Challenge
Pick out each line with the word "arrow" from the material that follows.

Record excerpts
┄┄┄┄┄┄┄┄┄┄

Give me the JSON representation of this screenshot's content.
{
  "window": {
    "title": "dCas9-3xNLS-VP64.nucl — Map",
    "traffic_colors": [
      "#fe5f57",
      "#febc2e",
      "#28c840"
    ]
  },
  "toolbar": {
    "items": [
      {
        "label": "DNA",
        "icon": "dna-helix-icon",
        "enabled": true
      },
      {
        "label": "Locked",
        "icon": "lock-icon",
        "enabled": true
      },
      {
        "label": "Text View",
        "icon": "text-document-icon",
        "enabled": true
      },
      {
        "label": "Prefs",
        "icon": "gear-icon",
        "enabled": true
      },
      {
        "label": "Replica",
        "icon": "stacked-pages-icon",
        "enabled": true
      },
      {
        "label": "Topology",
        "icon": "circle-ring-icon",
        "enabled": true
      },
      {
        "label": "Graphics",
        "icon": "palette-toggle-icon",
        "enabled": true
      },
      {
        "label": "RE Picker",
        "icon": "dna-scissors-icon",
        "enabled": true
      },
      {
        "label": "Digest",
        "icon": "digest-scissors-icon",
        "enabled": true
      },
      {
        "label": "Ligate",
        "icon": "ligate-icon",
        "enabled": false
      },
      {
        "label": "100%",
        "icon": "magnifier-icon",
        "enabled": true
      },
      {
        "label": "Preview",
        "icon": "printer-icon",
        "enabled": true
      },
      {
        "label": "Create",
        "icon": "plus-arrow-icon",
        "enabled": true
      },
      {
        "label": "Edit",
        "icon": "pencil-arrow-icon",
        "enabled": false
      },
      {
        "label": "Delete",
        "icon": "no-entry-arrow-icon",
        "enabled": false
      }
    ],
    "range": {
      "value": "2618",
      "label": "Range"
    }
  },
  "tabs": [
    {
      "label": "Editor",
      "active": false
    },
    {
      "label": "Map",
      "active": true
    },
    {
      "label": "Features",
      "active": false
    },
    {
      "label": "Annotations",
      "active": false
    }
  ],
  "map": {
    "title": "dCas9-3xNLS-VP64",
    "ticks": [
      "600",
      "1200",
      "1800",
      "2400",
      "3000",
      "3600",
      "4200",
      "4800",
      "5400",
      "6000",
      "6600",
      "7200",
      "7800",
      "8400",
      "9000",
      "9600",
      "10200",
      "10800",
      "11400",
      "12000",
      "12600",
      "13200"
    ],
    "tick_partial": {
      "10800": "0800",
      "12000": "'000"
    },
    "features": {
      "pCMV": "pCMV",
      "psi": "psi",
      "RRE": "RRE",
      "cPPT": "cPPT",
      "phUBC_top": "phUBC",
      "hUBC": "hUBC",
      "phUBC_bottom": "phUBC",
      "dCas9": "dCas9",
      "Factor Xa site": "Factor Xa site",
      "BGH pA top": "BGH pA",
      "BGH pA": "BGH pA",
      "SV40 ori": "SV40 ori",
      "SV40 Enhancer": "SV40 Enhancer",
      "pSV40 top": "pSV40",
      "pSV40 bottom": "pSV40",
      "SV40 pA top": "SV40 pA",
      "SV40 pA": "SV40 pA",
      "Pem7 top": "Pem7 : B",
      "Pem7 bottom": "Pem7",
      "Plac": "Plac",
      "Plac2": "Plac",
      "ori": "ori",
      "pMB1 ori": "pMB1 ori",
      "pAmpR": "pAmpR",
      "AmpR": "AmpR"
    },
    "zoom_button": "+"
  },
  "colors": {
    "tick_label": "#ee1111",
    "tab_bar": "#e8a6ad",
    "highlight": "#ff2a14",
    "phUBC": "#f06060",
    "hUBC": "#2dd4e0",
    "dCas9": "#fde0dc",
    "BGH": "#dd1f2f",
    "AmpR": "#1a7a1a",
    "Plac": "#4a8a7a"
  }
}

┄┄┄┄┄┄┄┄┄┄

Written reply
        "icon": "plus-arrow-icon",
        "icon": "pencil-arrow-icon",
        "icon": "no-entry-arrow-icon",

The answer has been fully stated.